### Objective
Check every line of the material below for the string "structured", and return the ones that have it.

A run of records:
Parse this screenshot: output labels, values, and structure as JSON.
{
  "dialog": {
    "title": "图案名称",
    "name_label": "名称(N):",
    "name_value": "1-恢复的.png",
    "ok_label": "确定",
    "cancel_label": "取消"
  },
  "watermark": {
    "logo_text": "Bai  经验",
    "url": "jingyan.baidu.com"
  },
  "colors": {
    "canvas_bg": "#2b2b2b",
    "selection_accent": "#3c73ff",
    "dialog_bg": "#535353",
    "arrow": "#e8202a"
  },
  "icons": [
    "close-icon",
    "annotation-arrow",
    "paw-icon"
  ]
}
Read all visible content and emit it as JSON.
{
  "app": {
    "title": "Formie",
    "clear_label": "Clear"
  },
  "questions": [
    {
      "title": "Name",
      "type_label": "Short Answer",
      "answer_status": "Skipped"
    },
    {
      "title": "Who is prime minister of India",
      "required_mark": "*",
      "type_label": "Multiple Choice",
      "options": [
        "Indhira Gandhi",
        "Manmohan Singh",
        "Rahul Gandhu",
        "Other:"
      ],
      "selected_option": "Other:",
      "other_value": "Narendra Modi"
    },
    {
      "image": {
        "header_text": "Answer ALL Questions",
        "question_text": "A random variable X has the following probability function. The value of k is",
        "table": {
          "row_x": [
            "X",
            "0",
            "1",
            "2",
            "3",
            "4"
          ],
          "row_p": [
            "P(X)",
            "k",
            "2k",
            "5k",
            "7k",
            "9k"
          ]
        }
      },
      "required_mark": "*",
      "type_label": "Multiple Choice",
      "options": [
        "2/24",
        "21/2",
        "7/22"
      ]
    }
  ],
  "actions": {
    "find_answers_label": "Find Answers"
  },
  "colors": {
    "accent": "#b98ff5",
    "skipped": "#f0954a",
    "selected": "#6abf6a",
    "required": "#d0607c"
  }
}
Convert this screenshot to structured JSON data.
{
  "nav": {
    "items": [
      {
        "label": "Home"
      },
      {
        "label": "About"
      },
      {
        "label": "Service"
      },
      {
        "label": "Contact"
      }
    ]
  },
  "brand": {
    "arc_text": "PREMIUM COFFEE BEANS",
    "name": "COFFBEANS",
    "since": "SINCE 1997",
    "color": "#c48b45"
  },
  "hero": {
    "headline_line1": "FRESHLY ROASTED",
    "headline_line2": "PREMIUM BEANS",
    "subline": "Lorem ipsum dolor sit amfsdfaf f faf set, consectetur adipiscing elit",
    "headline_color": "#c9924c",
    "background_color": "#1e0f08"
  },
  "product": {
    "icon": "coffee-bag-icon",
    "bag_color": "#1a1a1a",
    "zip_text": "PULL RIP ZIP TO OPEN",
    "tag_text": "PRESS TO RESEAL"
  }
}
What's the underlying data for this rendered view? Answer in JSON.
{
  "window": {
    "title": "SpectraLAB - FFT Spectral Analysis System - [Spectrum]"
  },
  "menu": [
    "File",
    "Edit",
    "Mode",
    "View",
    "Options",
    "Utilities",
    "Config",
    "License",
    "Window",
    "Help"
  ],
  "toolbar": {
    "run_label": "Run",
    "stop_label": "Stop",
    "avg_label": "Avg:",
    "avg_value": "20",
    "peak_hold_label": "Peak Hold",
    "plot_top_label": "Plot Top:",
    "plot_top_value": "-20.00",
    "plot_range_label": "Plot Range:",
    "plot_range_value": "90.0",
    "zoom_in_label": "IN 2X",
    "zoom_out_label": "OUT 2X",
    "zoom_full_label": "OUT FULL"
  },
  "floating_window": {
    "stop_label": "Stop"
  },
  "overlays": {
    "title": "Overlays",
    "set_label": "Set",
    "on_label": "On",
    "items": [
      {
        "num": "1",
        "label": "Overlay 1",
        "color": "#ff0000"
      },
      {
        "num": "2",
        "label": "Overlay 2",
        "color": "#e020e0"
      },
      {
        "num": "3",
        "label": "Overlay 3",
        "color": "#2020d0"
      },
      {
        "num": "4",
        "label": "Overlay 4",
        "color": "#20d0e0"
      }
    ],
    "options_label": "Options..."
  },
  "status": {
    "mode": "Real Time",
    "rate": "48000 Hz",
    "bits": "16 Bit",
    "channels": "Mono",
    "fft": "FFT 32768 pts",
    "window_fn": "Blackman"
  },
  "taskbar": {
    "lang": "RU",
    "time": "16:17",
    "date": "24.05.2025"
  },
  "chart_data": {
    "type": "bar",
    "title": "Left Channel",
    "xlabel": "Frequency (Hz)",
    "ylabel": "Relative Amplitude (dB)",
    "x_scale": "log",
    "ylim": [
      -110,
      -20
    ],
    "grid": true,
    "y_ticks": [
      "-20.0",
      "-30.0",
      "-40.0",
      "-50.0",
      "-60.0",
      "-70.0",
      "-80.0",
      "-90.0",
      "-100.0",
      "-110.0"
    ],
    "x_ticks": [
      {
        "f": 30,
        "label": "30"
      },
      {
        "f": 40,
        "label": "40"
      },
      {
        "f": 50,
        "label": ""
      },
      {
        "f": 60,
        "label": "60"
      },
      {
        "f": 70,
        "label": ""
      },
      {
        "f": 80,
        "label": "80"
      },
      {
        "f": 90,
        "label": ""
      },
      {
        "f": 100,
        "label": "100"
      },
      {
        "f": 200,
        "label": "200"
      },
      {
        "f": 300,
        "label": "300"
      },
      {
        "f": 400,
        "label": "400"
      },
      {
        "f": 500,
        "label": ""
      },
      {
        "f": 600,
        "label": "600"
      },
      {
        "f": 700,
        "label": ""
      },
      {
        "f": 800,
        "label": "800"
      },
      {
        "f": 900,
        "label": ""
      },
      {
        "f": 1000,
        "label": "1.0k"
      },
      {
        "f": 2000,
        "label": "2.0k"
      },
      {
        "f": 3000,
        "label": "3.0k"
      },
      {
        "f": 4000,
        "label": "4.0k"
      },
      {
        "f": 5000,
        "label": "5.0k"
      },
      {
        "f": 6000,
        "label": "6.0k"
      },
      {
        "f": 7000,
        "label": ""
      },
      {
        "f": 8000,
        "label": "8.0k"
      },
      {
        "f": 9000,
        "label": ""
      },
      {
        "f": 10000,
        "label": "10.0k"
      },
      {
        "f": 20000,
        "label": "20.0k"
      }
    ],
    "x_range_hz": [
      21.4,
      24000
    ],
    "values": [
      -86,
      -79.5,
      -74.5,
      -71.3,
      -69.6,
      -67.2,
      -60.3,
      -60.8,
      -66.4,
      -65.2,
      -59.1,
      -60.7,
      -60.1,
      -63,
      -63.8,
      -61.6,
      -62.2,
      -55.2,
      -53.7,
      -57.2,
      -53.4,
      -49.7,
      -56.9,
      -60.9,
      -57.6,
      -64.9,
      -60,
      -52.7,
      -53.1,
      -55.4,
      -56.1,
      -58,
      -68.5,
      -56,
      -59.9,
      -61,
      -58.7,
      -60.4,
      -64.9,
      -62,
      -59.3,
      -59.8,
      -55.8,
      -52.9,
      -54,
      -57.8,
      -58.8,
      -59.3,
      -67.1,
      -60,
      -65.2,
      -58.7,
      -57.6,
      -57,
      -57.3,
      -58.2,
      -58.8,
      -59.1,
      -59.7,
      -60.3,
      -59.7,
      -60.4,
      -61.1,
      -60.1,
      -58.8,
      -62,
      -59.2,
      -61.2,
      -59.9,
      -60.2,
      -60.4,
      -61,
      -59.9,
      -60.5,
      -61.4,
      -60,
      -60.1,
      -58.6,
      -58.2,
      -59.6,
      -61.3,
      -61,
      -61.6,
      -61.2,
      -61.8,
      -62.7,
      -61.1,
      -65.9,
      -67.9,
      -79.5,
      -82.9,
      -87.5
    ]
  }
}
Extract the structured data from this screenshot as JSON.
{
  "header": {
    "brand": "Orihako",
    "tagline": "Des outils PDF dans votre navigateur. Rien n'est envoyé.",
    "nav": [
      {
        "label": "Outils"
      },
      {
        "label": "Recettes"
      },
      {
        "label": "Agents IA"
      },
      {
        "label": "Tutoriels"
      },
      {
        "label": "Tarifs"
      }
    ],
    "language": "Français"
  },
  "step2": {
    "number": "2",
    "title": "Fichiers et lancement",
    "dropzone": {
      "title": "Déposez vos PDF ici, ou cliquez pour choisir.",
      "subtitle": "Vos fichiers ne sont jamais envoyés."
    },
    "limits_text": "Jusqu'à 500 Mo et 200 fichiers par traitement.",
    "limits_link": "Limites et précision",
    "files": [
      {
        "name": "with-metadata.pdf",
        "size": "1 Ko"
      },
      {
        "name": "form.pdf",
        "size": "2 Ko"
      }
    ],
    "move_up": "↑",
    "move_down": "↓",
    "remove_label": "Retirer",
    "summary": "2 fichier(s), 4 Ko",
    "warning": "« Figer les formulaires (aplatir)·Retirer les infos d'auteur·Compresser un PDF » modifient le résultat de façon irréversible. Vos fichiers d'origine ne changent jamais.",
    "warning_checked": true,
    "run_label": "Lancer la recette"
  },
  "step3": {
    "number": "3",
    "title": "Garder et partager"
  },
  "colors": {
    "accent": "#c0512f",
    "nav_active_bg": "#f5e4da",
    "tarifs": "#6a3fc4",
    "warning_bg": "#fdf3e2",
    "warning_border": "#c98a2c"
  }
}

### Task response
Convert this screenshot to structured JSON data.
Extract the structured data from this screenshot as JSON.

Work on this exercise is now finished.